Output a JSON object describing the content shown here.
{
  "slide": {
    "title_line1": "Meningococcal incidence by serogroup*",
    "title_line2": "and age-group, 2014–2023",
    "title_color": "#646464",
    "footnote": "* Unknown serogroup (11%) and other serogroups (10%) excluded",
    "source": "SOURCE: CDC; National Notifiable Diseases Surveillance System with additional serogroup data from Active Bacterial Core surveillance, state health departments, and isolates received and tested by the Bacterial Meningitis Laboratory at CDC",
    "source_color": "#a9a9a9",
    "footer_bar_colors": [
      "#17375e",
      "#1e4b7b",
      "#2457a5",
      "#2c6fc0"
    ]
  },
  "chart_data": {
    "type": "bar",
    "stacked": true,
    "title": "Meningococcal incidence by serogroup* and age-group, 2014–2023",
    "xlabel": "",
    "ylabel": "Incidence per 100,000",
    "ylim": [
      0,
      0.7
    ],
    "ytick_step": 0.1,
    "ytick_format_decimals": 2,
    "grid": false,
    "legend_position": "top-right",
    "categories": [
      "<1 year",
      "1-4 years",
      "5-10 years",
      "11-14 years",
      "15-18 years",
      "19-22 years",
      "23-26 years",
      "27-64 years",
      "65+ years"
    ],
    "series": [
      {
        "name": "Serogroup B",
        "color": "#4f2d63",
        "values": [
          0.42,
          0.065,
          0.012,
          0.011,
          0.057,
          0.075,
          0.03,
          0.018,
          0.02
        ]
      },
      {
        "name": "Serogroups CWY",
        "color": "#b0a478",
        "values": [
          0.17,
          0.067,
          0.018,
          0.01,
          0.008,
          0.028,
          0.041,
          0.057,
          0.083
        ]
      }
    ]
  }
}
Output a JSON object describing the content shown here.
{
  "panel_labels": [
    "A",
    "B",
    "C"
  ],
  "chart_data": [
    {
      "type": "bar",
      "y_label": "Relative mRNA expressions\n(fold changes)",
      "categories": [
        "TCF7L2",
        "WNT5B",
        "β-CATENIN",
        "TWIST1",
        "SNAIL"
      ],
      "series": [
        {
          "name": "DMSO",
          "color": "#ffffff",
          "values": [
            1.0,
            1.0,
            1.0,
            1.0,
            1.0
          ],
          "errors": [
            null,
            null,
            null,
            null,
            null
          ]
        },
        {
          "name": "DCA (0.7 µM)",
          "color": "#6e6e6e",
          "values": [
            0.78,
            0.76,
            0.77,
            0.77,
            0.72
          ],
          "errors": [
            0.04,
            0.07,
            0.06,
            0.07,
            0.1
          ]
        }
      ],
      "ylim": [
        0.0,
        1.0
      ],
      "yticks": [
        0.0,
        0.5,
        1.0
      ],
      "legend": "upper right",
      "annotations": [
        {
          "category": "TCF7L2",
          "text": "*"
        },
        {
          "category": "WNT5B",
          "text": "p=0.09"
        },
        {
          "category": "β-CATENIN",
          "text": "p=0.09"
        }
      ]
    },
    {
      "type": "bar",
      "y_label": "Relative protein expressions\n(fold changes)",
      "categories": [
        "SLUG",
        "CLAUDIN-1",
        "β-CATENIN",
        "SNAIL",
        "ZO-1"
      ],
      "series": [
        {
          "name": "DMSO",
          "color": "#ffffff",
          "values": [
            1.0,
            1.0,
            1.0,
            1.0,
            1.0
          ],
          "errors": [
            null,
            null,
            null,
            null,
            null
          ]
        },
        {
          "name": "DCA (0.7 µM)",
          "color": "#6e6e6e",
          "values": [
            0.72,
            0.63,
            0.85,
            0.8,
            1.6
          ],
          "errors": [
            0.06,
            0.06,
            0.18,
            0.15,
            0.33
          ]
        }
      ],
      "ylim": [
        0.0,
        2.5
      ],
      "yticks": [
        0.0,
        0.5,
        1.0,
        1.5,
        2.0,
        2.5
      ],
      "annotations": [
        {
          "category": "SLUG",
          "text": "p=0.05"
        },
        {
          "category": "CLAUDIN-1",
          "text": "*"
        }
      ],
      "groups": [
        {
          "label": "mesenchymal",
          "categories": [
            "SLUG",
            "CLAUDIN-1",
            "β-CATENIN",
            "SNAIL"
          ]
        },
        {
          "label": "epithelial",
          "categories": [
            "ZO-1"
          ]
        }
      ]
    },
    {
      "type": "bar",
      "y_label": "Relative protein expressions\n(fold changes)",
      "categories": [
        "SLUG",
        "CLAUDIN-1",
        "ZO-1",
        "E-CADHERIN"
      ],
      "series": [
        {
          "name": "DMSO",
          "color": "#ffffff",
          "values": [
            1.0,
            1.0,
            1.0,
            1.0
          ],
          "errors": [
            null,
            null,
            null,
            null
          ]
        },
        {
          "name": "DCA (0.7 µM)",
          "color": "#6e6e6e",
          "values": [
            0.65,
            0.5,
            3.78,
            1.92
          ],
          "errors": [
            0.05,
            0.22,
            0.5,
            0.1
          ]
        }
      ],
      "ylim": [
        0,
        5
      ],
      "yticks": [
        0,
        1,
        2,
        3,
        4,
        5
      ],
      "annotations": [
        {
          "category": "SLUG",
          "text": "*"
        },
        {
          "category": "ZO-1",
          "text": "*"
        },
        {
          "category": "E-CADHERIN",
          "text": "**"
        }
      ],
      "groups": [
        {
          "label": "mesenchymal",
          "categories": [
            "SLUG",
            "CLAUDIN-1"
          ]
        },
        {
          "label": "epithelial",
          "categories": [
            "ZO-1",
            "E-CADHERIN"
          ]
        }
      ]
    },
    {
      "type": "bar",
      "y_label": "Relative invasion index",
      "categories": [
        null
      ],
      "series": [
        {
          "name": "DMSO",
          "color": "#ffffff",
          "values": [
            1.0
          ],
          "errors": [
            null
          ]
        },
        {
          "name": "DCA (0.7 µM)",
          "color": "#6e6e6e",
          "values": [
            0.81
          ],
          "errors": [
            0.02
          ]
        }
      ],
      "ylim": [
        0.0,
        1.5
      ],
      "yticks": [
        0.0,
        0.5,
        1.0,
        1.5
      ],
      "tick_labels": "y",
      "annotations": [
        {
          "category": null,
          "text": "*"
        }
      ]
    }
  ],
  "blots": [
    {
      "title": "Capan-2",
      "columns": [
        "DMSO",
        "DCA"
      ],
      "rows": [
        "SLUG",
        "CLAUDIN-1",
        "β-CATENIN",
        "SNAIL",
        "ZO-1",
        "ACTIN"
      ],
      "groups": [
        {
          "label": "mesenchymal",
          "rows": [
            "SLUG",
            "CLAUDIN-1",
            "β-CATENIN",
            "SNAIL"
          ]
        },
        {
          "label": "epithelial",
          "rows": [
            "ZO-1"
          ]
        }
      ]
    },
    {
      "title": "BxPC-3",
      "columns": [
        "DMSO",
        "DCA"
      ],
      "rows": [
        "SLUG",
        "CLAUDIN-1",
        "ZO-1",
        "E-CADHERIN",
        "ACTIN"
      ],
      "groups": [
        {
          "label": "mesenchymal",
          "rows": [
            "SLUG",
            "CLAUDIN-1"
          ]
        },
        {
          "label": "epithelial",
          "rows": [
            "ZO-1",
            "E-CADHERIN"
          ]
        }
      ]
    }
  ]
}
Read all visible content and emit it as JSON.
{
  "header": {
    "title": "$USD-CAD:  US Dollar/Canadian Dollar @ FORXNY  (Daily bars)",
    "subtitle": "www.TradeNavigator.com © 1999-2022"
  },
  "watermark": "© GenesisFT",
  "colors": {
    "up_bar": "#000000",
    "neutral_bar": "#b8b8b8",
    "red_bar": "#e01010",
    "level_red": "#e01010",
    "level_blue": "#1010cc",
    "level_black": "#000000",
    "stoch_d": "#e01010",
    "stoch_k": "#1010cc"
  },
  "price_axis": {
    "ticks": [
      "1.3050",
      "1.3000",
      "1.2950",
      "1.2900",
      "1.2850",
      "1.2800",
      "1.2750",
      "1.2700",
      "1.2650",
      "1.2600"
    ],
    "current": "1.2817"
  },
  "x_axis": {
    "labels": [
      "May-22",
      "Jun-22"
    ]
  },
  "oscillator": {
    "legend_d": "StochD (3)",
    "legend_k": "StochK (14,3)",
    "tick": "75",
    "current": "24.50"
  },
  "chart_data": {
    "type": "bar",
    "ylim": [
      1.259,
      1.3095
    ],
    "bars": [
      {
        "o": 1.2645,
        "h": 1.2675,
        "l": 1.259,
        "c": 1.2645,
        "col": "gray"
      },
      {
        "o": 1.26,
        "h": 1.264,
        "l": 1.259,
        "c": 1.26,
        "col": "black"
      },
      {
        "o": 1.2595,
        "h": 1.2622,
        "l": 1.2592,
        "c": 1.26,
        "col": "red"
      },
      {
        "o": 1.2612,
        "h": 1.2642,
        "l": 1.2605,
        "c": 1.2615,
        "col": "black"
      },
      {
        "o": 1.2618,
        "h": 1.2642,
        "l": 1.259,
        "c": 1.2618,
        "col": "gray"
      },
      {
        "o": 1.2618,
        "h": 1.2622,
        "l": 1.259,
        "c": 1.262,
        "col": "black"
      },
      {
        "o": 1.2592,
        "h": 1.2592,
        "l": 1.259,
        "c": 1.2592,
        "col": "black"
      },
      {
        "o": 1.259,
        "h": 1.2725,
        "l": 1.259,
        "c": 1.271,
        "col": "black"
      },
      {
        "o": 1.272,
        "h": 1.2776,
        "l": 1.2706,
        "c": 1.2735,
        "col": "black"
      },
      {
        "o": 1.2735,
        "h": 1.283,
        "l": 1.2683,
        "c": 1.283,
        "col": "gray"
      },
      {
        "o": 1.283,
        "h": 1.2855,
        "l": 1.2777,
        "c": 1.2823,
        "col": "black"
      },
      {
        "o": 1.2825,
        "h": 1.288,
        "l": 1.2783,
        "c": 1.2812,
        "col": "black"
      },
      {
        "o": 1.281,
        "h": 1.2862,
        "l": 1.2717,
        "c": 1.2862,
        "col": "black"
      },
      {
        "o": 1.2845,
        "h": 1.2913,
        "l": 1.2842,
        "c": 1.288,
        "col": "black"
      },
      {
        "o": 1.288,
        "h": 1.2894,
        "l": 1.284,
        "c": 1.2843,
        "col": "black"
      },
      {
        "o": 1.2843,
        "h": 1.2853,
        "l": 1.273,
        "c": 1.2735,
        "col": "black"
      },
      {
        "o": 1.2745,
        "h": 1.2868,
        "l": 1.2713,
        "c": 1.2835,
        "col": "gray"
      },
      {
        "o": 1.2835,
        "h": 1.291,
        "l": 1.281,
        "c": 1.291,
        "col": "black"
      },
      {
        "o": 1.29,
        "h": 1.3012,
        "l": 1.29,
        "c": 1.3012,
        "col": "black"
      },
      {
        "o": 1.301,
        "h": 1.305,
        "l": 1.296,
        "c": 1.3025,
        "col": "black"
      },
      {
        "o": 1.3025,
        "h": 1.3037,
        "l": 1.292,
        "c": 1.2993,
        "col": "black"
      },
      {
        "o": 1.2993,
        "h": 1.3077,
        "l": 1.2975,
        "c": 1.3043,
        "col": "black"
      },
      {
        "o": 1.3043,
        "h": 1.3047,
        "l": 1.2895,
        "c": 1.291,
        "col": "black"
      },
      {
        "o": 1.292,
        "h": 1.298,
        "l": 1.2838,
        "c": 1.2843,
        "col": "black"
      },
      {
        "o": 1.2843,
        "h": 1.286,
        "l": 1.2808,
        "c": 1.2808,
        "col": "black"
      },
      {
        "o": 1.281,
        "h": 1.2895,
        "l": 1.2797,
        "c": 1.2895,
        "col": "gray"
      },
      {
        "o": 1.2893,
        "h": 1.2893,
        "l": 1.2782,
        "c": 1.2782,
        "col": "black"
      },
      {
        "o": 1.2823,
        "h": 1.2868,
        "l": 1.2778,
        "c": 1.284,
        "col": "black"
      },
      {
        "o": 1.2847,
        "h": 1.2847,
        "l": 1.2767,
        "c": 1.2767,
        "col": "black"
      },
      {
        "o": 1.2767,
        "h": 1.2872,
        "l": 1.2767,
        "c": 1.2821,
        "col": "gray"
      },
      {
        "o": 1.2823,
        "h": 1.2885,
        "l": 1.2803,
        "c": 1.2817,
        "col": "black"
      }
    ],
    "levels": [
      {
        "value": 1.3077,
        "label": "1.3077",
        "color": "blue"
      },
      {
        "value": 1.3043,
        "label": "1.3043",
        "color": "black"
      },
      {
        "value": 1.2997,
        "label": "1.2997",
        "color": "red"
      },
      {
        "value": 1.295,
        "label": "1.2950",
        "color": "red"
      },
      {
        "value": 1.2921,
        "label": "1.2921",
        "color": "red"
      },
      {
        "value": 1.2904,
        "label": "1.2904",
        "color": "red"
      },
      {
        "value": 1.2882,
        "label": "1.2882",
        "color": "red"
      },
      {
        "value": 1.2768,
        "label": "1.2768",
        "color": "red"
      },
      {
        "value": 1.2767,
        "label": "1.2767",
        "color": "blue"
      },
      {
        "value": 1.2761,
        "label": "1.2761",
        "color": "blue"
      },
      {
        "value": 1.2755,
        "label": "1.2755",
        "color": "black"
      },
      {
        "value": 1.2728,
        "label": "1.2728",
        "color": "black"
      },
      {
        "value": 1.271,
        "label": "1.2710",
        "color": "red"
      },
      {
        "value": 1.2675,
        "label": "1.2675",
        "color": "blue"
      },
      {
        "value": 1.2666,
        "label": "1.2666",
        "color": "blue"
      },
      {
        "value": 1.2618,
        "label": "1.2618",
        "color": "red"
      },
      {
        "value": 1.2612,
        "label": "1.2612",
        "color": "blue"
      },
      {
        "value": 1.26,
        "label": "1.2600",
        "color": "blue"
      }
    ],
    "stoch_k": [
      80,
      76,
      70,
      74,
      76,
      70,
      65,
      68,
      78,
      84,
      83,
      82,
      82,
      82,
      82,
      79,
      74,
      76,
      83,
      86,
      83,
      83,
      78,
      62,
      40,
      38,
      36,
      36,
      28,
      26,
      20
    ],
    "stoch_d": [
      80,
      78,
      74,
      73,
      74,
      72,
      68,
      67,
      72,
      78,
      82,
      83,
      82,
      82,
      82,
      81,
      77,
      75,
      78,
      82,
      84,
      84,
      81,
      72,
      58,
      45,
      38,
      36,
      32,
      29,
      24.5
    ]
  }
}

+ + + +

Out of the records above, pull the lines that include the word "right".

    "legend_position": "top-right",
      "legend": "upper right",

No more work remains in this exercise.